• [What is asked] Output every entry exactly, from the first line to the last.

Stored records
<<<<
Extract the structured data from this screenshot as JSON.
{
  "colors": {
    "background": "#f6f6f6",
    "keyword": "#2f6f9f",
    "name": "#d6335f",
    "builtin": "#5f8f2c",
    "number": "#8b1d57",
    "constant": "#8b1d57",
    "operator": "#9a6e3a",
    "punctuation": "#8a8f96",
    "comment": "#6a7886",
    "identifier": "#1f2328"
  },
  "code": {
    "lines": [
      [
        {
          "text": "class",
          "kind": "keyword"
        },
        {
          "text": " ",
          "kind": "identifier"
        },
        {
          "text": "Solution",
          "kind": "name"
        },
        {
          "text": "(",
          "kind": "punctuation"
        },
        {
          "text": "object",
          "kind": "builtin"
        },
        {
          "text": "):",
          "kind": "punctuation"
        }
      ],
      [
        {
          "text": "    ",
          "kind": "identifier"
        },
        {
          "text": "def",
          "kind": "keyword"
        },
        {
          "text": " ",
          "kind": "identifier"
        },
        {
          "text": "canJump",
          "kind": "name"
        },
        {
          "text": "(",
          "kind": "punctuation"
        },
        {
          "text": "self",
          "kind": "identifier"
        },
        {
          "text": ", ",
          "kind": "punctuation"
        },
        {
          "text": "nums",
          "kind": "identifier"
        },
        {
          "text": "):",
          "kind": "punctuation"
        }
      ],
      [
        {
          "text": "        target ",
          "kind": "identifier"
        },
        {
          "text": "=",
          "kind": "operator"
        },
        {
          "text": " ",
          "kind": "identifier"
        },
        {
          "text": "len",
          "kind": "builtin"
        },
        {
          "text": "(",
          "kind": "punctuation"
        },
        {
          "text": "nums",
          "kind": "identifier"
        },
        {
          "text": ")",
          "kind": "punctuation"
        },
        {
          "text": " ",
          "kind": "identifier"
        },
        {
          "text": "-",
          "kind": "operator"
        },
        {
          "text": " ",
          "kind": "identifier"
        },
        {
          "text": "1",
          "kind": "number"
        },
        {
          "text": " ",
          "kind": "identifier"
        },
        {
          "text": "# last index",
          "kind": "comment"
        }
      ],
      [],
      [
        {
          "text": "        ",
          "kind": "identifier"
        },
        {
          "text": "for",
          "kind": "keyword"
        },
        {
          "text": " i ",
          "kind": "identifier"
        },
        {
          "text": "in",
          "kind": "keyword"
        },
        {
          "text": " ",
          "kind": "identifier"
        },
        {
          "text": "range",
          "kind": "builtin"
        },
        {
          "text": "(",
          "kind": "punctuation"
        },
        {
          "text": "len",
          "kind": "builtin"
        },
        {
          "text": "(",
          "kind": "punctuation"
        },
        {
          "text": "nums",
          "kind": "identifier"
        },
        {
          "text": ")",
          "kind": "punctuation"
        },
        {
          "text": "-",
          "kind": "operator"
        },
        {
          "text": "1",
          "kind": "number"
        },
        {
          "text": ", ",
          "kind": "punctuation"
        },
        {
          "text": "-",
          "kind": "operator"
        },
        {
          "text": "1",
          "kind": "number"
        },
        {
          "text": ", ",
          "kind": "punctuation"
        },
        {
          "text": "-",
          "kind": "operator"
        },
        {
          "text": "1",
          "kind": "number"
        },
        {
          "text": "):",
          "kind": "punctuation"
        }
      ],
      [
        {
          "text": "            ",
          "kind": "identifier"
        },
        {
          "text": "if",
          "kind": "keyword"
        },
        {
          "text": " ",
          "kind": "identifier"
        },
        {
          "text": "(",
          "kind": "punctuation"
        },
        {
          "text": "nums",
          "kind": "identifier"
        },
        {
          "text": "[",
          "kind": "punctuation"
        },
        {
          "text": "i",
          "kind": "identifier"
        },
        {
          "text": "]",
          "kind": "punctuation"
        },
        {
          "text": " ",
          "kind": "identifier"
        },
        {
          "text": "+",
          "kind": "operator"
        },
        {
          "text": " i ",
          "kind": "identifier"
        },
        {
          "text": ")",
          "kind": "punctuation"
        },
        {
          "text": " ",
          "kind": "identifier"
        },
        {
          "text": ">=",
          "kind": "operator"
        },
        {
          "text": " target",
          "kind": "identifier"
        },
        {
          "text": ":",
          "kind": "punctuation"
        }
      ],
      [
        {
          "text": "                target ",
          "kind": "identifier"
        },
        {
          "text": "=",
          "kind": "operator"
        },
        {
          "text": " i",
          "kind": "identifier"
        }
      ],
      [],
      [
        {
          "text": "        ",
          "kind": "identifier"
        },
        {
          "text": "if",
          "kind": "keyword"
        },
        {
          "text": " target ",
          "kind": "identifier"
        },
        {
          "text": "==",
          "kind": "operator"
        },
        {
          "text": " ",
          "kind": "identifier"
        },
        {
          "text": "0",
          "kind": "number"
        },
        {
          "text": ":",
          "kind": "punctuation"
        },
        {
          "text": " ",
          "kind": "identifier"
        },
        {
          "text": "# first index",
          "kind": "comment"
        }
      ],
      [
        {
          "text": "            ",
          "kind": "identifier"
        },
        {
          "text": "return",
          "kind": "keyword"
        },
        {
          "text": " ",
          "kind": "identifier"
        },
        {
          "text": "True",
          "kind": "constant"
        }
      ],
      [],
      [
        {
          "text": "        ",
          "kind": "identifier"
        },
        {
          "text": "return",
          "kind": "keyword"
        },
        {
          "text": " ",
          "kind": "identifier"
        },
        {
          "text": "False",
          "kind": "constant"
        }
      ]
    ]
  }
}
>>>>
• [Solution below]
Extract the structured data from this screenshot as JSON.
{
  "colors": {
    "background": "#f6f6f6",
    "keyword": "#2f6f9f",
    "name": "#d6335f",
    "builtin": "#5f8f2c",
    "number": "#8b1d57",
    "constant": "#8b1d57",
    "operator": "#9a6e3a",
    "punctuation": "#8a8f96",
    "comment": "#6a7886",
    "identifier": "#1f2328"
  },
  "code": {
    "lines": [
      [
        {
          "text": "class",
          "kind": "keyword"
        },
        {
          "text": " ",
          "kind": "identifier"
        },
        {
          "text": "Solution",
          "kind": "name"
        },
        {
          "text": "(",
          "kind": "punctuation"
        },
        {
          "text": "object",
          "kind": "builtin"
        },
        {
          "text": "):",
          "kind": "punctuation"
        }
      ],
      [
        {
          "text": "    ",
          "kind": "identifier"
        },
        {
          "text": "def",
          "kind": "keyword"
        },
        {
          "text": " ",
          "kind": "identifier"
        },
        {
          "text": "canJump",
          "kind": "name"
        },
        {
          "text": "(",
          "kind": "punctuation"
        },
        {
          "text": "self",
          "kind": "identifier"
        },
        {
          "text": ", ",
          "kind": "punctuation"
        },
        {
          "text": "nums",
          "kind": "identifier"
        },
        {
          "text": "):",
          "kind": "punctuation"
        }
      ],
      [
        {
          "text": "        target ",
          "kind": "identifier"
        },
        {
          "text": "=",
          "kind": "operator"
        },
        {
          "text": " ",
          "kind": "identifier"
        },
        {
          "text": "len",
          "kind": "builtin"
        },
        {
          "text": "(",
          "kind": "punctuation"
        },
        {
          "text": "nums",
          "kind": "identifier"
        },
        {
          "text": ")",
          "kind": "punctuation"
        },
        {
          "text": " ",
          "kind": "identifier"
        },
        {
          "text": "-",
          "kind": "operator"
        },
        {
          "text": " ",
          "kind": "identifier"
        },
        {
          "text": "1",
          "kind": "number"
        },
        {
          "text": " ",
          "kind": "identifier"
        },
        {
          "text": "# last index",
          "kind": "comment"
        }
      ],
      [],
      [
        {
          "text": "        ",
          "kind": "identifier"
        },
        {
          "text": "for",
          "kind": "keyword"
        },
        {
          "text": " i ",
          "kind": "identifier"
        },
        {
          "text": "in",
          "kind": "keyword"
        },
        {
          "text": " ",
          "kind": "identifier"
        },
        {
          "text": "range",
          "kind": "builtin"
        },
        {
          "text": "(",
          "kind": "punctuation"
        },
        {
          "text": "len",
          "kind": "builtin"
        },
        {
          "text": "(",
          "kind": "punctuation"
        },
        {
          "text": "nums",
          "kind": "identifier"
        },
        {
          "text": ")",
          "kind": "punctuation"
        },
        {
          "text": "-",
          "kind": "operator"
        },
        {
          "text": "1",
          "kind": "number"
        },
        {
          "text": ", ",
          "kind": "punctuation"
        },
        {
          "text": "-",
          "kind": "operator"
        },
        {
          "text": "1",
          "kind": "number"
        },
        {
          "text": ", ",
          "kind": "punctuation"
        },
        {
          "text": "-",
          "kind": "operator"
        },
        {
          "text": "1",
          "kind": "number"
        },
        {
          "text": "):",
          "kind": "punctuation"
        }
      ],
      [
        {
          "text": "            ",
          "kind": "identifier"
        },
        {
          "text": "if",
          "kind": "keyword"
        },
        {
          "text": " ",
          "kind": "identifier"
        },
        {
          "text": "(",
          "kind": "punctuation"
        },
        {
          "text": "nums",
          "kind": "identifier"
        },
        {
          "text": "[",
          "kind": "punctuation"
        },
        {
          "text": "i",
          "kind": "identifier"
        },
        {
          "text": "]",
          "kind": "punctuation"
        },
        {
          "text": " ",
          "kind": "identifier"
        },
        {
          "text": "+",
          "kind": "operator"
        },
        {
          "text": " i ",
          "kind": "identifier"
        },
        {
          "text": ")",
          "kind": "punctuation"
        },
        {
          "text": " ",
          "kind": "identifier"
        },
        {
          "text": ">=",
          "kind": "operator"
        },
        {
          "text": " target",
          "kind": "identifier"
        },
        {
          "text": ":",
          "kind": "punctuation"
        }
      ],
      [
        {
          "text": "                target ",
          "kind": "identifier"
        },
        {
          "text": "=",
          "kind": "operator"
        },
        {
          "text": " i",
          "kind": "identifier"
        }
      ],
      [],
      [
        {
          "text": "        ",
          "kind": "identifier"
        },
        {
          "text": "if",
          "kind": "keyword"
        },
        {
          "text": " target ",
          "kind": "identifier"
        },
        {
          "text": "==",
          "kind": "operator"
        },
        {
          "text": " ",
          "kind": "identifier"
        },
        {
          "text": "0",
          "kind": "number"
        },
        {
          "text": ":",
          "kind": "punctuation"
        },
        {
          "text": " ",
          "kind": "identifier"
        },
        {
          "text": "# first index",
          "kind": "comment"
        }
      ],
      [
        {
          "text": "            ",
          "kind": "identifier"
        },
        {
          "text": "return",
          "kind": "keyword"
        },
        {
          "text": " ",
          "kind": "identifier"
        },
        {
          "text": "True",
          "kind": "constant"
        }
      ],
      [],
      [
        {
          "text": "        ",
          "kind": "identifier"
        },
        {
          "text": "return",
          "kind": "keyword"
        },
        {
          "text": " ",
          "kind": "identifier"
        },
        {
          "text": "False",
          "kind": "constant"
        }
      ]
    ]
  }
}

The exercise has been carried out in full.